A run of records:

* START *

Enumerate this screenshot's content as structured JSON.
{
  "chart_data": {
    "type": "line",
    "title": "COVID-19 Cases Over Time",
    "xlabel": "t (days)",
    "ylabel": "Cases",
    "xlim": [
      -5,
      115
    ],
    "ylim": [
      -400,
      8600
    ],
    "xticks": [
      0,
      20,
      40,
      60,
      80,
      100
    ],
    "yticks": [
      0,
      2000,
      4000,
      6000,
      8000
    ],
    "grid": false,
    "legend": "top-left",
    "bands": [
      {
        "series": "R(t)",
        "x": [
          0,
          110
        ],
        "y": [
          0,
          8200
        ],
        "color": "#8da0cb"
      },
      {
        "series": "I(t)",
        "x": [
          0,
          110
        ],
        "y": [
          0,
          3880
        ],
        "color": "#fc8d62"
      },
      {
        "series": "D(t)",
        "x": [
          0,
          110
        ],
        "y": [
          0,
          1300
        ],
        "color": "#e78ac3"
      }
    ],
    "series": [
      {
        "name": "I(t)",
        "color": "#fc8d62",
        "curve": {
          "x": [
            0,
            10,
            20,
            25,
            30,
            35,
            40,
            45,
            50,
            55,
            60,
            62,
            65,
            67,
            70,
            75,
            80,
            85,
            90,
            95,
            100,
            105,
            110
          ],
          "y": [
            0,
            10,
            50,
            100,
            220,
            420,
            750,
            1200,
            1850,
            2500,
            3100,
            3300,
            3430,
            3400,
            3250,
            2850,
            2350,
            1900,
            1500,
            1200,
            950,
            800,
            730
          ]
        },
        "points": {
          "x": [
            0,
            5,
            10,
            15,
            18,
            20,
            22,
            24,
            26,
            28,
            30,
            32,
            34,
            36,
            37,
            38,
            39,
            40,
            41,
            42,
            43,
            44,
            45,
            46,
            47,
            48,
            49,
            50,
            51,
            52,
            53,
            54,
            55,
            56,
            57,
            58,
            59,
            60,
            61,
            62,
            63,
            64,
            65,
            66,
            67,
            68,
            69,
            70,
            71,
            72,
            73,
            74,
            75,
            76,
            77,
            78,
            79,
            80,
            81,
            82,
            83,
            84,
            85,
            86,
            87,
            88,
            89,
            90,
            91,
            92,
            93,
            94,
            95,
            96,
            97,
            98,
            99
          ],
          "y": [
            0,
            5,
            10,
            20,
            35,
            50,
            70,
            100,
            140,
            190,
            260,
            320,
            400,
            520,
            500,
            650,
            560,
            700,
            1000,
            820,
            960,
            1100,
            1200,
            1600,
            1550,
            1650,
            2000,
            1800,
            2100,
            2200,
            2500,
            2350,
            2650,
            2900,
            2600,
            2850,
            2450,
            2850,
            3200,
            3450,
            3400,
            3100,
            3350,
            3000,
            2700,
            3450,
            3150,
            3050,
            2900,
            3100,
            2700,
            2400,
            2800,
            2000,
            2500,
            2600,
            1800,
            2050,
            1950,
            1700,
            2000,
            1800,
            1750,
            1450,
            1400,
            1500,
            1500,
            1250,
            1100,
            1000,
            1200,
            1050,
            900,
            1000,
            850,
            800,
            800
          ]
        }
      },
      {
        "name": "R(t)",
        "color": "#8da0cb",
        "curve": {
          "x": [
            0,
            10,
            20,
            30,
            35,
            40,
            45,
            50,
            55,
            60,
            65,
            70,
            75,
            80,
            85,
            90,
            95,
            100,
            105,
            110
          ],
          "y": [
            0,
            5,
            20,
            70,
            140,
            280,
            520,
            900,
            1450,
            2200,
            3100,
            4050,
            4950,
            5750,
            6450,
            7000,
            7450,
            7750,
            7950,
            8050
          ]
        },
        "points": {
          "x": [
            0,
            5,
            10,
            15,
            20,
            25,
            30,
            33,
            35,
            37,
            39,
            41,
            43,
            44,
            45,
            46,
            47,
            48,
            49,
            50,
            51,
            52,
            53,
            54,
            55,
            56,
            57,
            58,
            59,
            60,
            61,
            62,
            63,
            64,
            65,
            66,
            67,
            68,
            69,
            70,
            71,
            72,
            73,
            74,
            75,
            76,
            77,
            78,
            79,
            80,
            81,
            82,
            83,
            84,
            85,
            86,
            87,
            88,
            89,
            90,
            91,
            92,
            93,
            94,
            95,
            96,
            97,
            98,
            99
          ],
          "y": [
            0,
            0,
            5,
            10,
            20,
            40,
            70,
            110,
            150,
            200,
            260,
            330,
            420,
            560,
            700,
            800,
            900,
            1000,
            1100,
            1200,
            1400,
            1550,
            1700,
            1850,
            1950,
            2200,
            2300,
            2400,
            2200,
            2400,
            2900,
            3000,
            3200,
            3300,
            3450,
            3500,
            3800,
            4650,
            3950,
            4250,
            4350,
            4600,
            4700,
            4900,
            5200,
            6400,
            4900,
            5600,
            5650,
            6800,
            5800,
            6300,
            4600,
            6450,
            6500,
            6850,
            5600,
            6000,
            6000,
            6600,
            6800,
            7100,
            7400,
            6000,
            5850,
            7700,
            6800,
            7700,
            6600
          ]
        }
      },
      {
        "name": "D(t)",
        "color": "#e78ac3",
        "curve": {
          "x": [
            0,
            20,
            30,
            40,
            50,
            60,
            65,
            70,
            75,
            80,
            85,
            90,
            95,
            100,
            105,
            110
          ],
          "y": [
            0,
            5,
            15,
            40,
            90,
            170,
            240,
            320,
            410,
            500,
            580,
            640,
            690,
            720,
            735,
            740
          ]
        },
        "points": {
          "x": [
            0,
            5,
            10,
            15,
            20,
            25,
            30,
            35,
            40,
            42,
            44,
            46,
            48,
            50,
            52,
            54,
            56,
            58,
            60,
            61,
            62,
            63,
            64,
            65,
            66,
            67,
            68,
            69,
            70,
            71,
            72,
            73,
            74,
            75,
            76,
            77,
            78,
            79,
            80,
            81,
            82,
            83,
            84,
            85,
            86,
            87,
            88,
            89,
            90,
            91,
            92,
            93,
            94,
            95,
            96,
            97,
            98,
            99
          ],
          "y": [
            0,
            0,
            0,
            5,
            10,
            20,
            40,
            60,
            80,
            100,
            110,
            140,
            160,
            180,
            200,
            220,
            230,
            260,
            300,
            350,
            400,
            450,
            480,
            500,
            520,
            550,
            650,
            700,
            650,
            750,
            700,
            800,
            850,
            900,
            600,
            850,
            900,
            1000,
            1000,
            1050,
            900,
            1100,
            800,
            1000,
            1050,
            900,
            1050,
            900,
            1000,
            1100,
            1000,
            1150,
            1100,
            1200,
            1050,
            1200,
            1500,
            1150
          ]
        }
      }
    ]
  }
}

* END *

◆ Brief
Extract the full listing above without alteration.

◆ Complete output
Enumerate this screenshot's content as structured JSON.
{
  "chart_data": {
    "type": "line",
    "title": "COVID-19 Cases Over Time",
    "xlabel": "t (days)",
    "ylabel": "Cases",
    "xlim": [
      -5,
      115
    ],
    "ylim": [
      -400,
      8600
    ],
    "xticks": [
      0,
      20,
      40,
      60,
      80,
      100
    ],
    "yticks": [
      0,
      2000,
      4000,
      6000,
      8000
    ],
    "grid": false,
    "legend": "top-left",
    "bands": [
      {
        "series": "R(t)",
        "x": [
          0,
          110
        ],
        "y": [
          0,
          8200
        ],
        "color": "#8da0cb"
      },
      {
        "series": "I(t)",
        "x": [
          0,
          110
        ],
        "y": [
          0,
          3880
        ],
        "color": "#fc8d62"
      },
      {
        "series": "D(t)",
        "x": [
          0,
          110
        ],
        "y": [
          0,
          1300
        ],
        "color": "#e78ac3"
      }
    ],
    "series": [
      {
        "name": "I(t)",
        "color": "#fc8d62",
        "curve": {
          "x": [
            0,
            10,
            20,
            25,
            30,
            35,
            40,
            45,
            50,
            55,
            60,
            62,
            65,
            67,
            70,
            75,
            80,
            85,
            90,
            95,
            100,
            105,
            110
          ],
          "y": [
            0,
            10,
            50,
            100,
            220,
            420,
            750,
            1200,
            1850,
            2500,
            3100,
            3300,
            3430,
            3400,
            3250,
            2850,
            2350,
            1900,
            1500,
            1200,
            950,
            800,
            730
          ]
        },
        "points": {
          "x": [
            0,
            5,
            10,
            15,
            18,
            20,
            22,
            24,
            26,
            28,
            30,
            32,
            34,
            36,
            37,
            38,
            39,
            40,
            41,
            42,
            43,
            44,
            45,
            46,
            47,
            48,
            49,
            50,
            51,
            52,
            53,
            54,
            55,
            56,
            57,
            58,
            59,
            60,
            61,
            62,
            63,
            64,
            65,
            66,
            67,
            68,
            69,
            70,
            71,
            72,
            73,
            74,
            75,
            76,
            77,
            78,
            79,
            80,
            81,
            82,
            83,
            84,
            85,
            86,
            87,
            88,
            89,
            90,
            91,
            92,
            93,
            94,
            95,
            96,
            97,
            98,
            99
          ],
          "y": [
            0,
            5,
            10,
            20,
            35,
            50,
            70,
            100,
            140,
            190,
            260,
            320,
            400,
            520,
            500,
            650,
            560,
            700,
            1000,
            820,
            960,
            1100,
            1200,
            1600,
            1550,
            1650,
            2000,
            1800,
            2100,
            2200,
            2500,
            2350,
            2650,
            2900,
            2600,
            2850,
            2450,
            2850,
            3200,
            3450,
            3400,
            3100,
            3350,
            3000,
            2700,
            3450,
            3150,
            3050,
            2900,
            3100,
            2700,
            2400,
            2800,
            2000,
            2500,
            2600,
            1800,
            2050,
            1950,
            1700,
            2000,
            1800,
            1750,
            1450,
            1400,
            1500,
            1500,
            1250,
            1100,
            1000,
            1200,
            1050,
            900,
            1000,
            850,
            800,
            800
          ]
        }
      },
      {
        "name": "R(t)",
        "color": "#8da0cb",
        "curve": {
          "x": [
            0,
            10,
            20,
            30,
            35,
            40,
            45,
            50,
            55,
            60,
            65,
            70,
            75,
            80,
            85,
            90,
            95,
            100,
            105,
            110
          ],
          "y": [
            0,
            5,
            20,
            70,
            140,
            280,
            520,
            900,
            1450,
            2200,
            3100,
            4050,
            4950,
            5750,
            6450,
            7000,
            7450,
            7750,
            7950,
            8050
          ]
        },
        "points": {
          "x": [
            0,
            5,
            10,
            15,
            20,
            25,
            30,
            33,
            35,
            37,
            39,
            41,
            43,
            44,
            45,
            46,
            47,
            48,
            49,
            50,
            51,
            52,
            53,
            54,
            55,
            56,
            57,
            58,
            59,
            60,
            61,
            62,
            63,
            64,
            65,
            66,
            67,
            68,
            69,
            70,
            71,
            72,
            73,
            74,
            75,
            76,
            77,
            78,
            79,
            80,
            81,
            82,
            83,
            84,
            85,
            86,
            87,
            88,
            89,
            90,
            91,
            92,
            93,
            94,
            95,
            96,
            97,
            98,
            99
          ],
          "y": [
            0,
            0,
            5,
            10,
            20,
            40,
            70,
            110,
            150,
            200,
            260,
            330,
            420,
            560,
            700,
            800,
            900,
            1000,
            1100,
            1200,
            1400,
            1550,
            1700,
            1850,
            1950,
            2200,
            2300,
            2400,
            2200,
            2400,
            2900,
            3000,
            3200,
            3300,
            3450,
            3500,
            3800,
            4650,
            3950,
            4250,
            4350,
            4600,
            4700,
            4900,
            5200,
            6400,
            4900,
            5600,
            5650,
            6800,
            5800,
            6300,
            4600,
            6450,
            6500,
            6850,
            5600,
            6000,
            6000,
            6600,
            6800,
            7100,
            7400,
            6000,
            5850,
            7700,
            6800,
            7700,
            6600
          ]
        }
      },
      {
        "name": "D(t)",
        "color": "#e78ac3",
        "curve": {
          "x": [
            0,
            20,
            30,
            40,
            50,
            60,
            65,
            70,
            75,
            80,
            85,
            90,
            95,
            100,
            105,
            110
          ],
          "y": [
            0,
            5,
            15,
            40,
            90,
            170,
            240,
            320,
            410,
            500,
            580,
            640,
            690,
            720,
            735,
            740
          ]
        },
        "points": {
          "x": [
            0,
            5,
            10,
            15,
            20,
            25,
            30,
            35,
            40,
            42,
            44,
            46,
            48,
            50,
            52,
            54,
            56,
            58,
            60,
            61,
            62,
            63,
            64,
            65,
            66,
            67,
            68,
            69,
            70,
            71,
            72,
            73,
            74,
            75,
            76,
            77,
            78,
            79,
            80,
            81,
            82,
            83,
            84,
            85,
            86,
            87,
            88,
            89,
            90,
            91,
            92,
            93,
            94,
            95,
            96,
            97,
            98,
            99
          ],
          "y": [
            0,
            0,
            0,
            5,
            10,
            20,
            40,
            60,
            80,
            100,
            110,
            140,
            160,
            180,
            200,
            220,
            230,
            260,
            300,
            350,
            400,
            450,
            480,
            500,
            520,
            550,
            650,
            700,
            650,
            750,
            700,
            800,
            850,
            900,
            600,
            850,
            900,
            1000,
            1000,
            1050,
            900,
            1100,
            800,
            1000,
            1050,
            900,
            1050,
            900,
            1000,
            1100,
            1000,
            1150,
            1100,
            1200,
            1050,
            1200,
            1500,
            1150
          ]
        }
      }
    ]
  }
}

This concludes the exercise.